| PROBLEM DETAILS |
Copy the data exactly; pictures stay out of the copy.

Extracted records:
## Start

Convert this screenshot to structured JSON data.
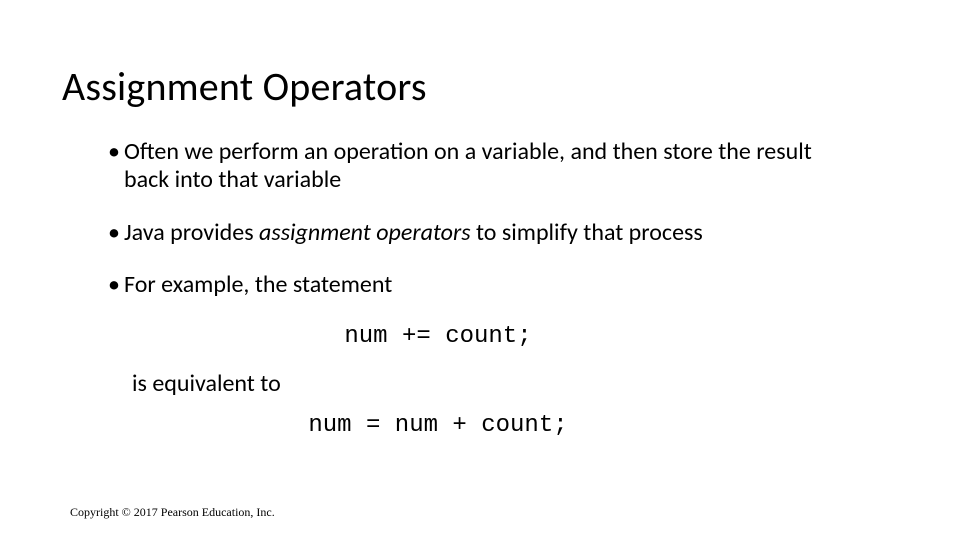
{
  "title": "Assignment Operators",
  "bullets": {
    "b1": "Often we perform an operation on a variable, and then store the result back into that variable",
    "b2_pre": "Java provides ",
    "b2_em": "assignment operators",
    "b2_post": " to simplify that process",
    "b3": "For example, the statement"
  },
  "code1": "num += count;",
  "followup": "is equivalent to",
  "code2": "num = num + count;",
  "copyright": "Copyright © 2017 Pearson Education, Inc."
}
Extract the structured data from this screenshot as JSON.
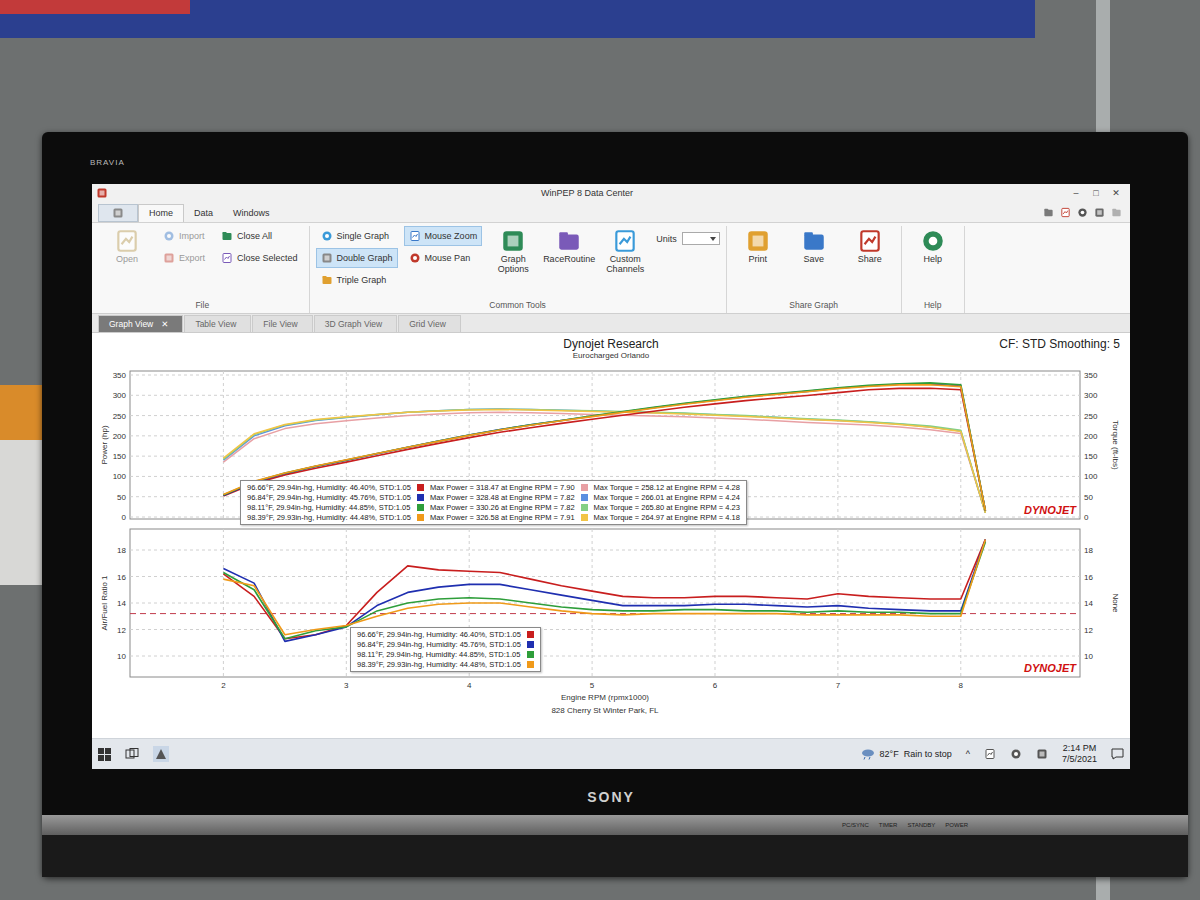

## End

| SOLUTION TO THE PROBLEM |
Convert this screenshot to structured JSON data.
{
  "title": "Assignment Operators",
  "bullets": {
    "b1": "Often we perform an operation on a variable, and then store the result back into that variable",
    "b2_pre": "Java provides ",
    "b2_em": "assignment operators",
    "b2_post": " to simplify that process",
    "b3": "For example, the statement"
  },
  "code1": "num += count;",
  "followup": "is equivalent to",
  "code2": "num = num + count;",
  "copyright": "Copyright © 2017 Pearson Education, Inc."
}
Extract the structured data from this screenshot as JSON.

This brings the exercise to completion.